> [JOB]: From the material below, list every line containing "Output".
===== DATA SECTION =====
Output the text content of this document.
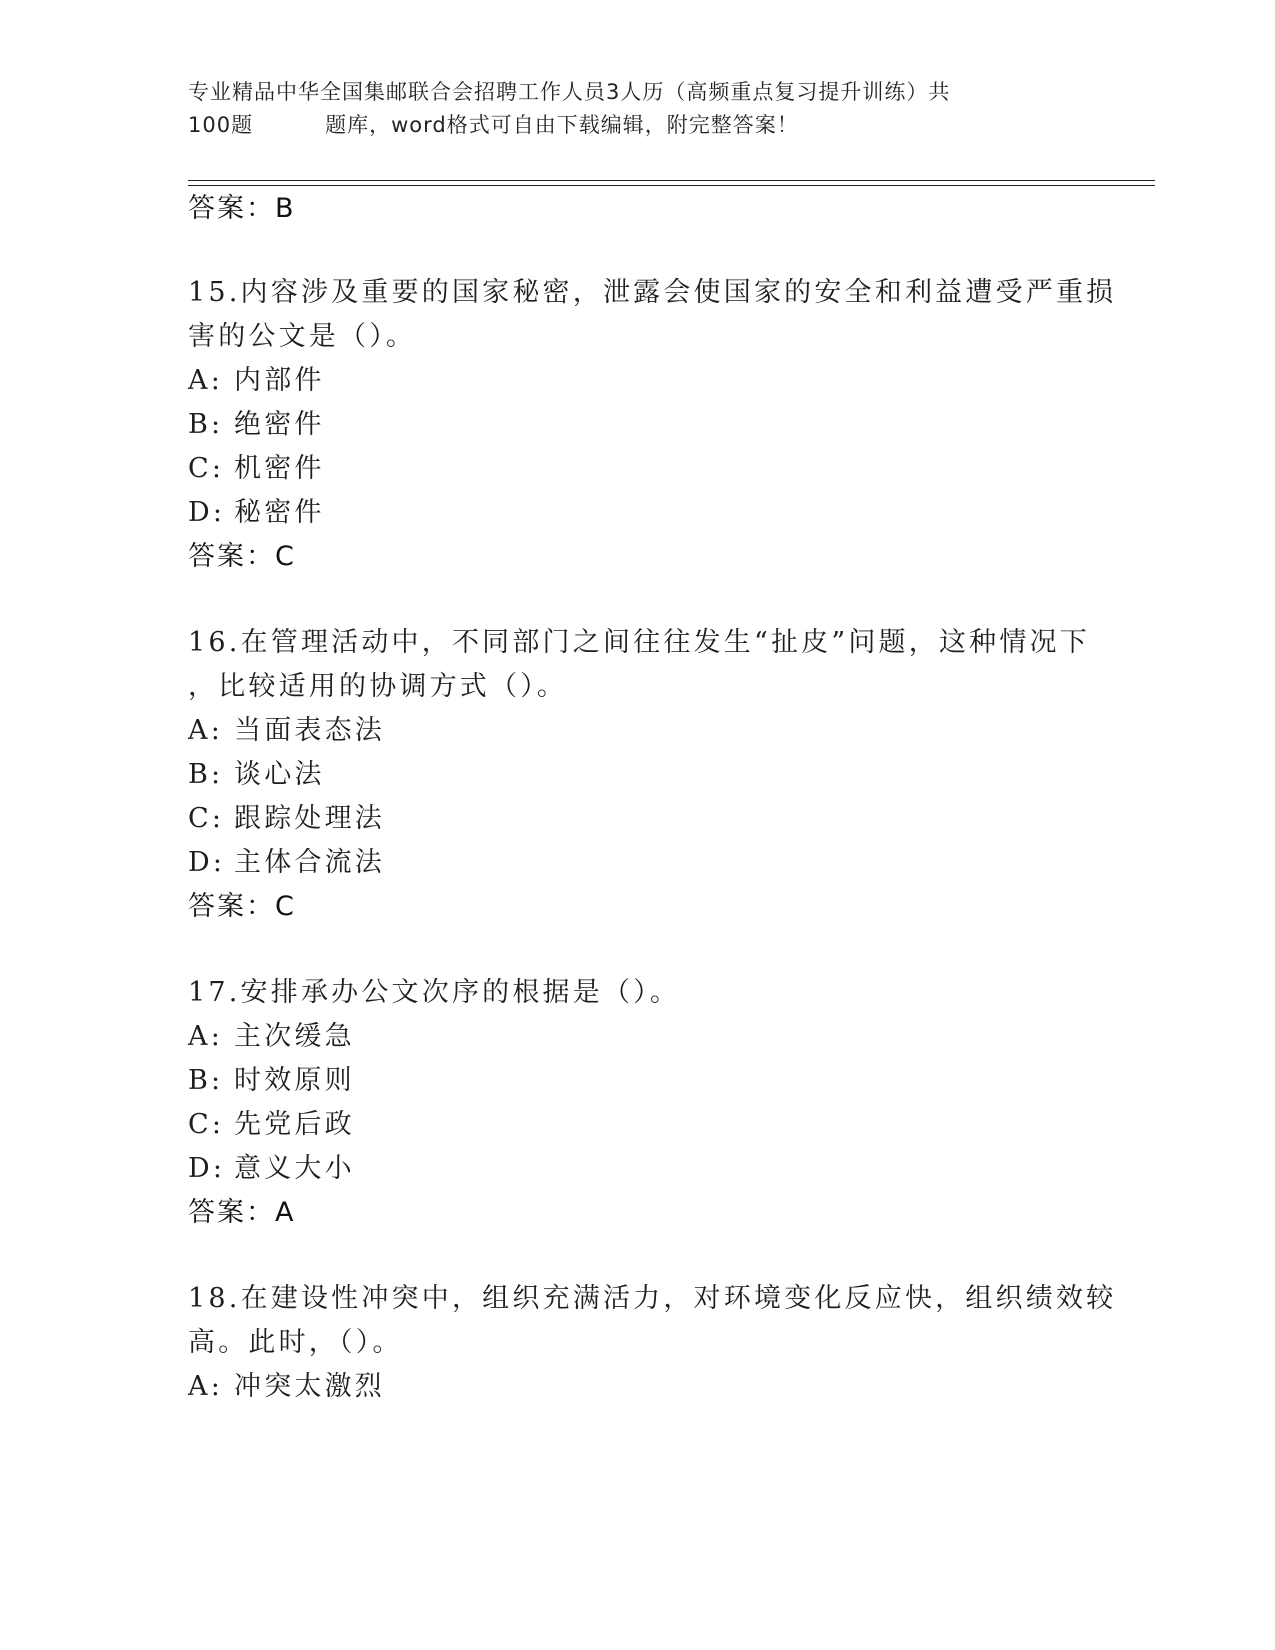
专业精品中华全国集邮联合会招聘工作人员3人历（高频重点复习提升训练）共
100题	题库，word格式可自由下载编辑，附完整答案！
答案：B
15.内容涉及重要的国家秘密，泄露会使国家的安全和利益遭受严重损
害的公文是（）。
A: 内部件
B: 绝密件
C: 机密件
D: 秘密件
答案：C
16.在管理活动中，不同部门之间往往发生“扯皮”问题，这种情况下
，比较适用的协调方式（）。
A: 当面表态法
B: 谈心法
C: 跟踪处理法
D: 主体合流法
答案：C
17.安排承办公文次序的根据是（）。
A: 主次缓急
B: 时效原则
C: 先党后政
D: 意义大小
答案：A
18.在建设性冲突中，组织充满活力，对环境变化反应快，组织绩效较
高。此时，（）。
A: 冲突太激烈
=====
===== DATA SECTION =====
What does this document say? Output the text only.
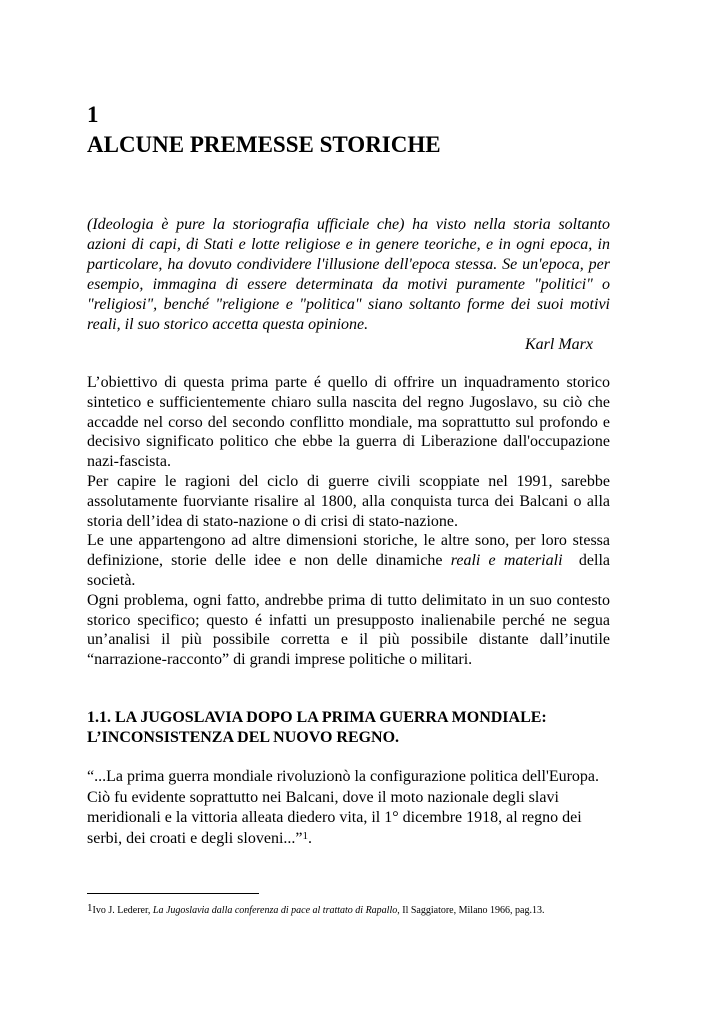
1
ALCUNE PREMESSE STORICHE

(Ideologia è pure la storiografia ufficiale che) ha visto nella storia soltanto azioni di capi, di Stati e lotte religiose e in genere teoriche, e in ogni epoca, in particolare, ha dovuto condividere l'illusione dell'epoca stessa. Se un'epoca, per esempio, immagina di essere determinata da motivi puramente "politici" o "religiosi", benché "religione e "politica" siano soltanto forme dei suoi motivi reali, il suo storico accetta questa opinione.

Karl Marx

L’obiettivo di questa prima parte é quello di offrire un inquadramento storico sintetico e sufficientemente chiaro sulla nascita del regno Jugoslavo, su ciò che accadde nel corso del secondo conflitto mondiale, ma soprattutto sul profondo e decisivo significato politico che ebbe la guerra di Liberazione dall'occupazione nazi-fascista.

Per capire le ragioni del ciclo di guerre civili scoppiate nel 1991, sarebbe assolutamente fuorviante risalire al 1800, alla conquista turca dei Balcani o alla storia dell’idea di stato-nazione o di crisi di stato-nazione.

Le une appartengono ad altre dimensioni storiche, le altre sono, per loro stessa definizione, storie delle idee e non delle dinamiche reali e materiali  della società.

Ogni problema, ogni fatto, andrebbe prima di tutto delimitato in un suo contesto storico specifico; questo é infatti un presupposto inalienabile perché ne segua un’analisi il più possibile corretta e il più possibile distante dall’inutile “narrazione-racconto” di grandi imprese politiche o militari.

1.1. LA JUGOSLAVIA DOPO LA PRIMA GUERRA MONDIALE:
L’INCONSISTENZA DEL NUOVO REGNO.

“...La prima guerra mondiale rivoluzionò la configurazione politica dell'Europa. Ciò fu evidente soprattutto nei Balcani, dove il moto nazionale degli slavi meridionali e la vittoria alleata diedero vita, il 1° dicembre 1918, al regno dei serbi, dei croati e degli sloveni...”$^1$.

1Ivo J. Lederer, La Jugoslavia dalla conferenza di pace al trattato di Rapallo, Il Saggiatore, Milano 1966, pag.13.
=====
===== DATA SECTION =====
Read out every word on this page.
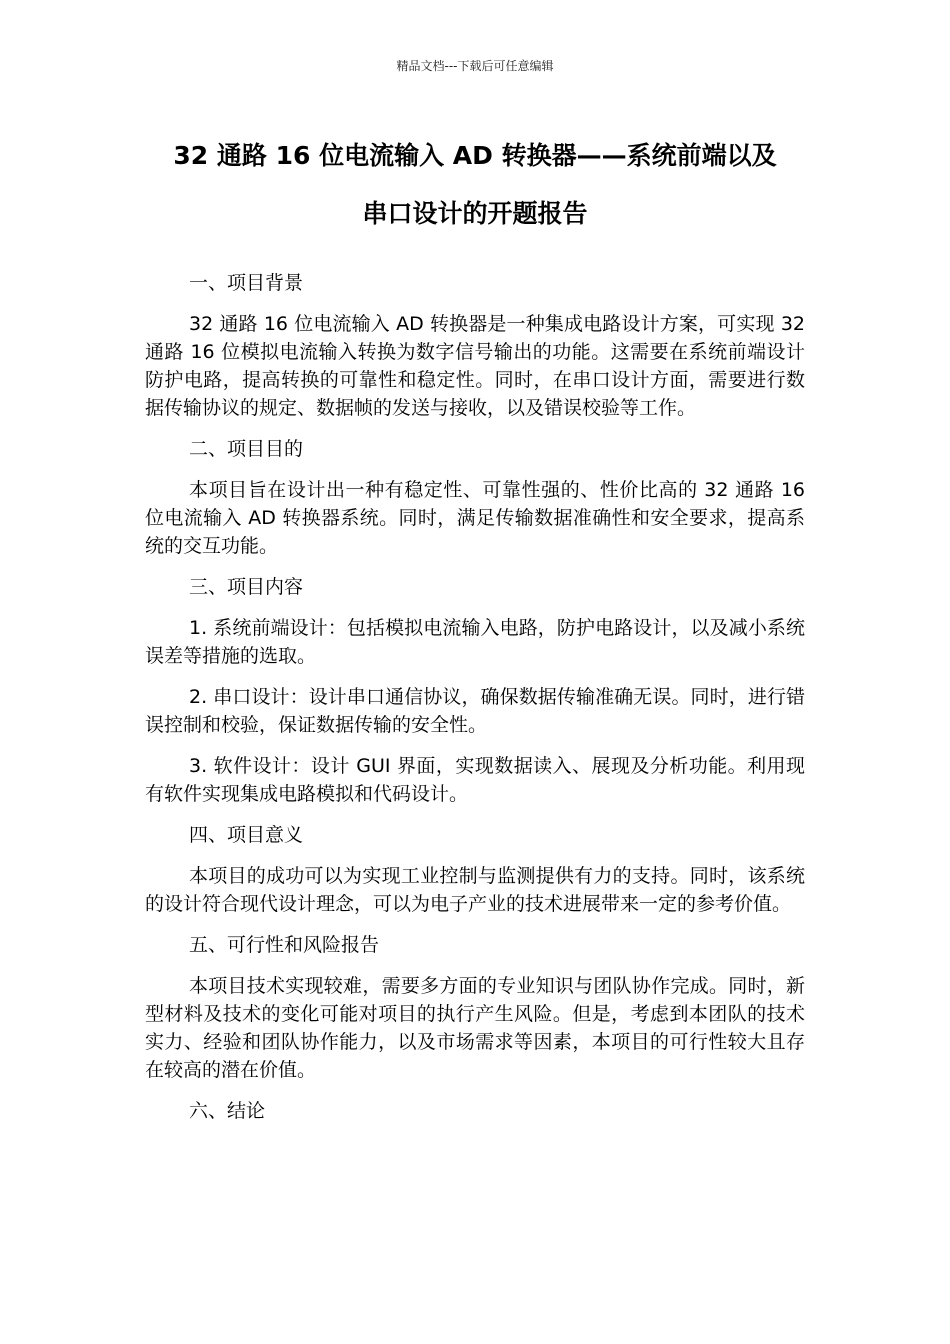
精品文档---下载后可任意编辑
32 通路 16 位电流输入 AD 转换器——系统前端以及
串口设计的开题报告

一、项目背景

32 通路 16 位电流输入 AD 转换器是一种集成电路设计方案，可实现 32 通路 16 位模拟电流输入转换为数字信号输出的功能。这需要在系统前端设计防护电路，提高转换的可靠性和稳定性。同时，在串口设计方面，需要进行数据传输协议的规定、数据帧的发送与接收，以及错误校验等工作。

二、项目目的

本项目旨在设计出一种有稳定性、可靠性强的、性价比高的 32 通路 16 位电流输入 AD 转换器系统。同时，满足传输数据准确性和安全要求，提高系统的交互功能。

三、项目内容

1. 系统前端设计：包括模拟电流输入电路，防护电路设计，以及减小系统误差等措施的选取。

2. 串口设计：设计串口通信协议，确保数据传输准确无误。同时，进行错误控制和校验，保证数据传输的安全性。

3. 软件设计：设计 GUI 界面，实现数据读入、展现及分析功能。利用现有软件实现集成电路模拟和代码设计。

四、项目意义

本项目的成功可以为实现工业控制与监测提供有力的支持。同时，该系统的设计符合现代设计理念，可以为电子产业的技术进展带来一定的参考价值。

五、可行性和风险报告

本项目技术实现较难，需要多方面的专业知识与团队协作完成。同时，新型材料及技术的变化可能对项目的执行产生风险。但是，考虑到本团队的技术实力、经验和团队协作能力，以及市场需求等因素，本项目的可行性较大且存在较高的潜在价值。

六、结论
=====
> [FINISHED ANSWER]:
Output the text content of this document.
What does this document say? Output the text only.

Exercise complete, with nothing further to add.